◆ GIVEN PROBLEM ◆
Consider the data that follows and state how many lines contain the string "Thinking", using the number alone.

◆ GIVEN ENTRIES ◆
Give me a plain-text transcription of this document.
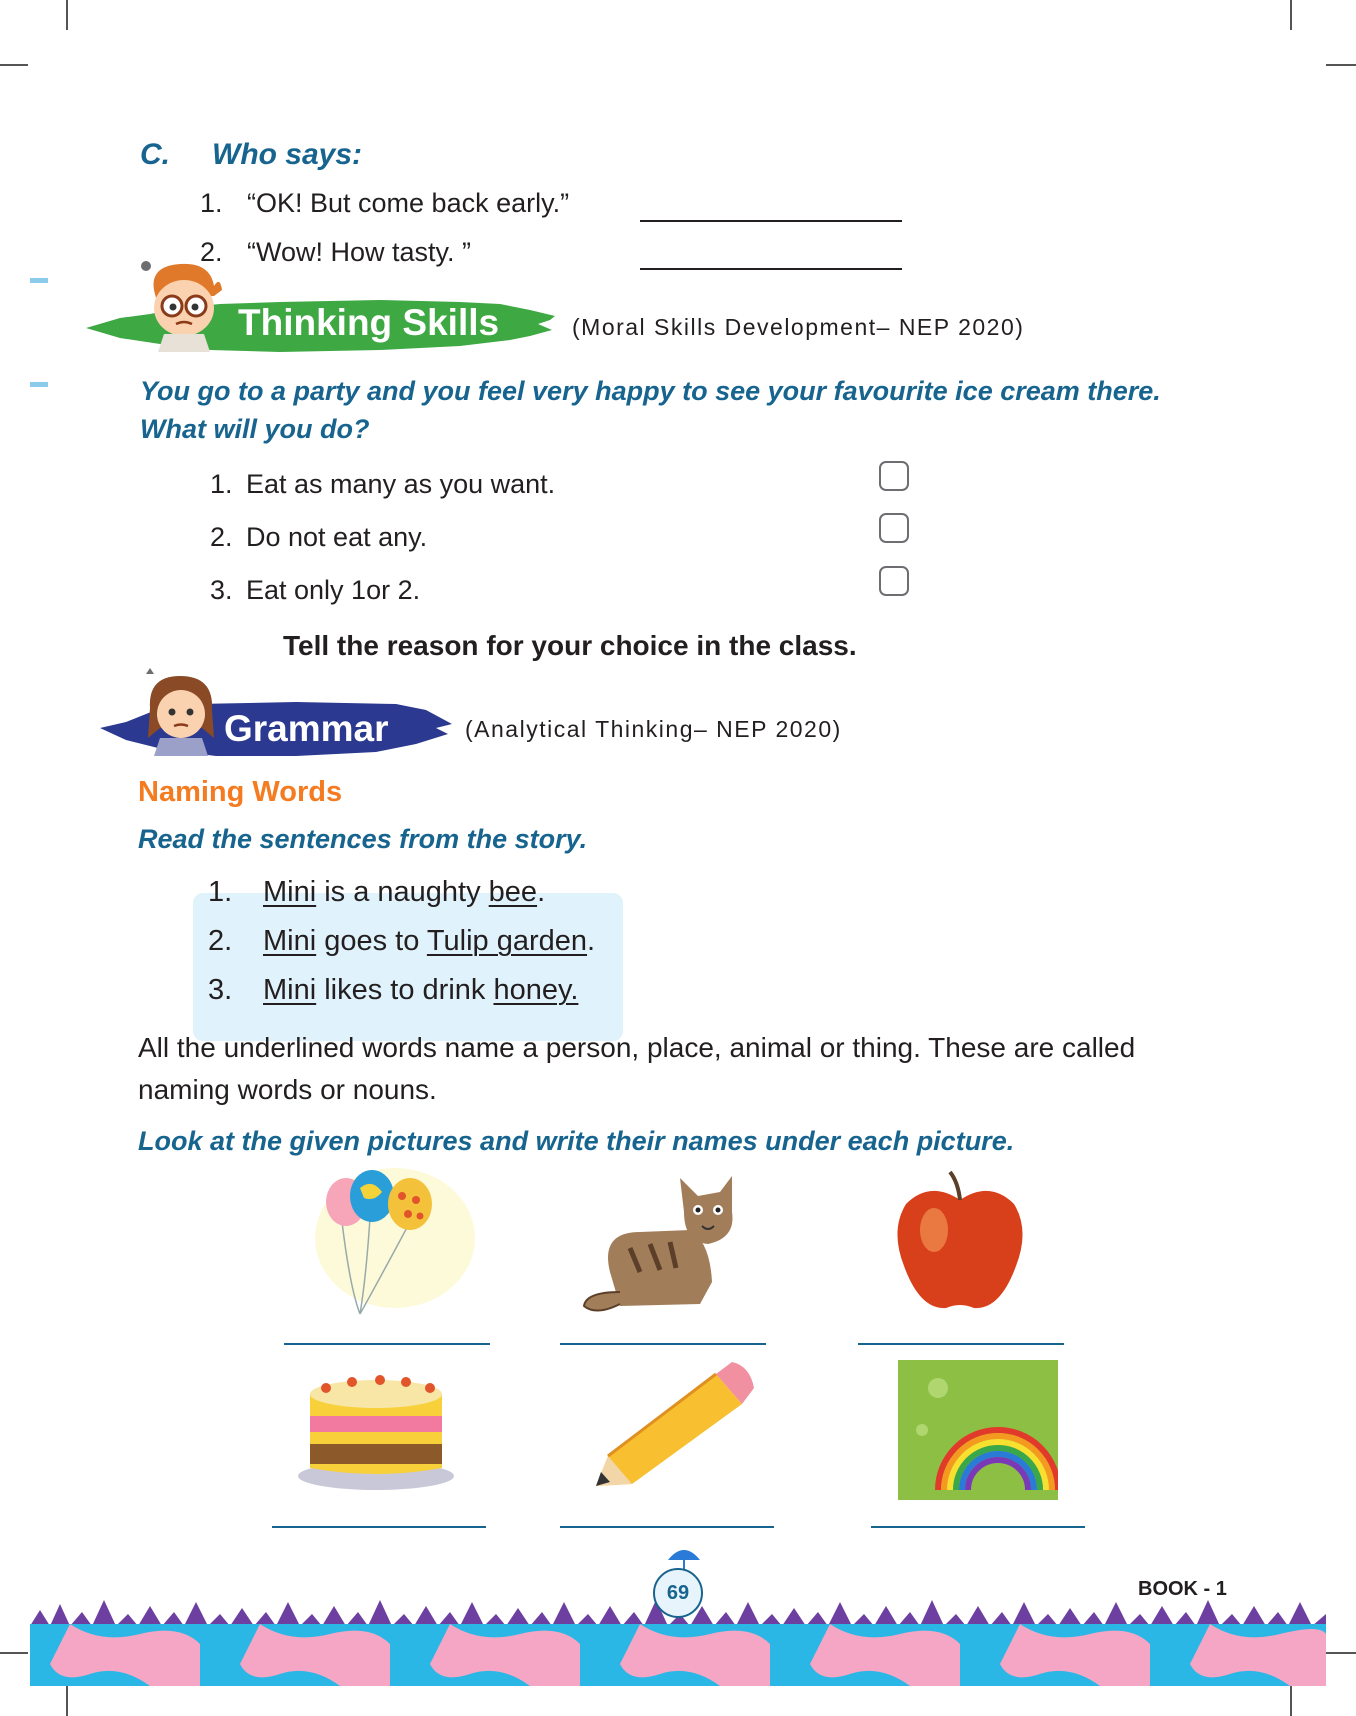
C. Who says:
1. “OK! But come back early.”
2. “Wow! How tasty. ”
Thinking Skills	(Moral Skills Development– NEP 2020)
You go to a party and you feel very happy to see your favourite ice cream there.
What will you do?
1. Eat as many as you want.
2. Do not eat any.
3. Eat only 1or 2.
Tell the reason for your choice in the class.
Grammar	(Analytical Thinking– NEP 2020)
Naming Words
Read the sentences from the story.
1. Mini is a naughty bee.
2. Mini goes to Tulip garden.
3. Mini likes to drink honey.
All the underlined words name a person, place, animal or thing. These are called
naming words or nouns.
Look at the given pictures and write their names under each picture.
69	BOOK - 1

◆ ANSWER TO THE PROBLEM ◆
2